— BEGIN Records shown —

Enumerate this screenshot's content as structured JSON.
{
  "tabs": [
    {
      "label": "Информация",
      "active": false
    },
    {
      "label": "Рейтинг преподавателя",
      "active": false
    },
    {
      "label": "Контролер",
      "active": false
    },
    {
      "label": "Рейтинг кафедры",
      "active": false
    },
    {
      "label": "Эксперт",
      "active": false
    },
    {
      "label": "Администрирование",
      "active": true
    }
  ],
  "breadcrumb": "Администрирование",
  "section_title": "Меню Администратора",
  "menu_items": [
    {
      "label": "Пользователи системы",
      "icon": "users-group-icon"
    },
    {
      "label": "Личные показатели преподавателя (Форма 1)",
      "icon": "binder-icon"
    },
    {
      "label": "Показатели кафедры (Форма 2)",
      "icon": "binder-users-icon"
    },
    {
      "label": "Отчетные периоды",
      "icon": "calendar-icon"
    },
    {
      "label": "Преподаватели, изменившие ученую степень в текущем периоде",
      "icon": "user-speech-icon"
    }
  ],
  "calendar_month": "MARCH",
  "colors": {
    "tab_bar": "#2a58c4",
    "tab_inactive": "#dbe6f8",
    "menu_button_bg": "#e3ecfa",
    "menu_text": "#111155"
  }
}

— END Records shown —
— BEGIN Records shown —

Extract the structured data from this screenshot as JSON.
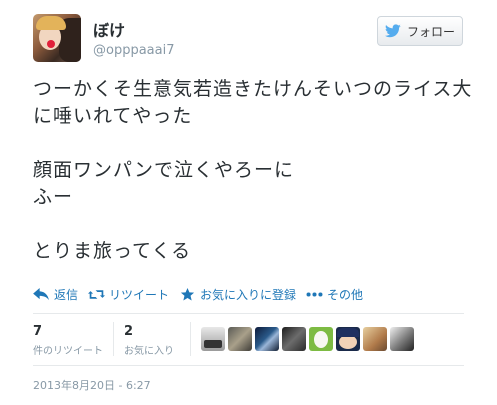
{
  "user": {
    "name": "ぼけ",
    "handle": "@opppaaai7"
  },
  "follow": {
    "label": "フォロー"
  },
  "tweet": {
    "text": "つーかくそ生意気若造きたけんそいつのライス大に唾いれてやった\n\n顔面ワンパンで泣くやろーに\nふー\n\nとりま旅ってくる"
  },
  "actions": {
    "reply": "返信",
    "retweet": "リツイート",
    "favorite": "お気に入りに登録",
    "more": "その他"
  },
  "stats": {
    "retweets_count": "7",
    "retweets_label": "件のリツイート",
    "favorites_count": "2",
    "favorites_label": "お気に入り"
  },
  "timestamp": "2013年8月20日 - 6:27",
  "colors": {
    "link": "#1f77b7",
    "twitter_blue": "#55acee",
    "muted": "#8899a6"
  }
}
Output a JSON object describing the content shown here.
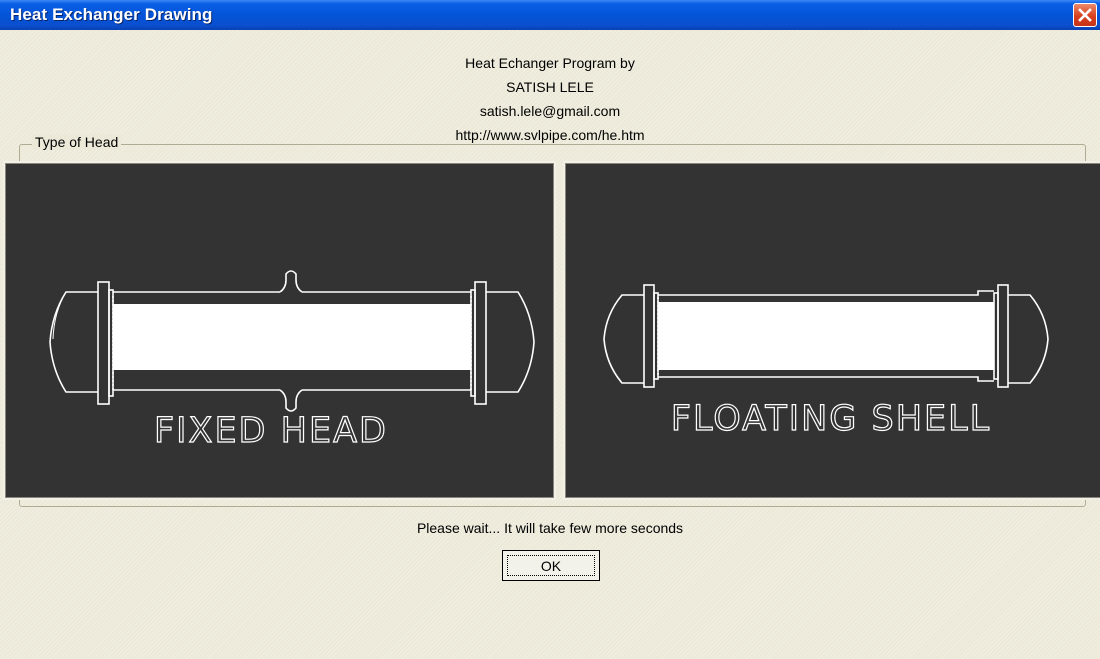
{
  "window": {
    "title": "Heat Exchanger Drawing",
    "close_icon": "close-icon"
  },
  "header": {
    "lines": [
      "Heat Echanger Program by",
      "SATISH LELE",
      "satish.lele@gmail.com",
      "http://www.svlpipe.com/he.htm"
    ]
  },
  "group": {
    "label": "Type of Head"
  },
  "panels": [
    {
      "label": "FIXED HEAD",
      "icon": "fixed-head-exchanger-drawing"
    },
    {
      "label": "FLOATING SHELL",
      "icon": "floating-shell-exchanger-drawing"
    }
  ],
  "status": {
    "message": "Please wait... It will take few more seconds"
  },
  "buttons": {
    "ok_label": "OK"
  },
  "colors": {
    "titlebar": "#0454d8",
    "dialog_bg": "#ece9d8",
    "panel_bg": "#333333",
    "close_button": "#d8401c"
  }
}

— END Records shown —
— BEGIN Records shown —

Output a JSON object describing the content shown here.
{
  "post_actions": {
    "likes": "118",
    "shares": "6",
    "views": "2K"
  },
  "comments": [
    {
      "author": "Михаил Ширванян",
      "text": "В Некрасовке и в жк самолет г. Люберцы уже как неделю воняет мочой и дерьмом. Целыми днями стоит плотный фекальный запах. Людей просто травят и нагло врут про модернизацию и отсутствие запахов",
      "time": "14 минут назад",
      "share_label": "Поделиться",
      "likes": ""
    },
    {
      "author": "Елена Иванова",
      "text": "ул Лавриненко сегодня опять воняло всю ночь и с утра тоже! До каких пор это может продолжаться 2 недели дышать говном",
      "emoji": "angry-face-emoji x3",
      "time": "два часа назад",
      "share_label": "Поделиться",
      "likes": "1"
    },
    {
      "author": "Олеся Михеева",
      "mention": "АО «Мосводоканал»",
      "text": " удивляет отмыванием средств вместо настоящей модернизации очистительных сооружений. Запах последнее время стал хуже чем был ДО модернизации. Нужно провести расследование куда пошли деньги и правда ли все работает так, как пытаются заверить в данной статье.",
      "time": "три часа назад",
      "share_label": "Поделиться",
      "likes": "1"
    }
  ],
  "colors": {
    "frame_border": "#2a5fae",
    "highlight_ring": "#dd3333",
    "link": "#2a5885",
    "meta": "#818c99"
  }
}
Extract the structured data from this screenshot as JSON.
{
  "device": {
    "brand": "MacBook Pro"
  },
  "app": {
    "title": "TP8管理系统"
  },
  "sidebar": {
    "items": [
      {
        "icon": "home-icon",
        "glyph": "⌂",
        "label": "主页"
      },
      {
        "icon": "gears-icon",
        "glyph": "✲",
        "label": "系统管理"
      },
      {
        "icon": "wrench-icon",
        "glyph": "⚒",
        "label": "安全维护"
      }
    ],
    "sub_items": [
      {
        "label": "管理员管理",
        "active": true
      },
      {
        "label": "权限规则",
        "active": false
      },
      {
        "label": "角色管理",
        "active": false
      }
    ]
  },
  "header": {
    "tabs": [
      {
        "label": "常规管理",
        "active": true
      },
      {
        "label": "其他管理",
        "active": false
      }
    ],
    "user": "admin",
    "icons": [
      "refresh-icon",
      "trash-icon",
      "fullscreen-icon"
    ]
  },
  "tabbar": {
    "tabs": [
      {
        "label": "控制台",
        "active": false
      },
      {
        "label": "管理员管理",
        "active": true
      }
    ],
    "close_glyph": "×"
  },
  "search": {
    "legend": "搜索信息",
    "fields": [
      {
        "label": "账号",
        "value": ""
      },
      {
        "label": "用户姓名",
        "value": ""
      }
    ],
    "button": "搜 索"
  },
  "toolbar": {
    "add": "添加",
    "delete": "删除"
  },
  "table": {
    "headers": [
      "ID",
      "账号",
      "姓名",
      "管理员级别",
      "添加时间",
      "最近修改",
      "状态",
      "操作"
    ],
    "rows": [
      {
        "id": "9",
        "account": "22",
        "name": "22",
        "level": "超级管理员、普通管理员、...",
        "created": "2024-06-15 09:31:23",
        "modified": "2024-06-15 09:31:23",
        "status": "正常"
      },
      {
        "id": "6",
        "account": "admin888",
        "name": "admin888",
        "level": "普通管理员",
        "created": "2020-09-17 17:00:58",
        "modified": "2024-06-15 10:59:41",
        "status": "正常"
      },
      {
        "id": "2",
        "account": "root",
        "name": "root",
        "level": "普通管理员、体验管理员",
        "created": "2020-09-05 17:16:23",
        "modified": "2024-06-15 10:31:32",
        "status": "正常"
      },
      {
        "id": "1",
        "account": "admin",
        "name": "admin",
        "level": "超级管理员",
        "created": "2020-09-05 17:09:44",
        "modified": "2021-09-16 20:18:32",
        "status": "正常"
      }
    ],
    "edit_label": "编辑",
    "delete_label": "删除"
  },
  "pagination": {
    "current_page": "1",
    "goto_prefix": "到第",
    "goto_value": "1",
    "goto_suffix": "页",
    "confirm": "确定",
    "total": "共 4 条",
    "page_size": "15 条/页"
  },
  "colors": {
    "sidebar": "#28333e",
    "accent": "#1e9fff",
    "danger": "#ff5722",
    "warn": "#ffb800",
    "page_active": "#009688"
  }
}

— END Records shown —

Prompt
Collect every line above that contains the word "назад".

Reply
      "time": "14 минут назад",
      "time": "два часа назад",
      "time": "три часа назад",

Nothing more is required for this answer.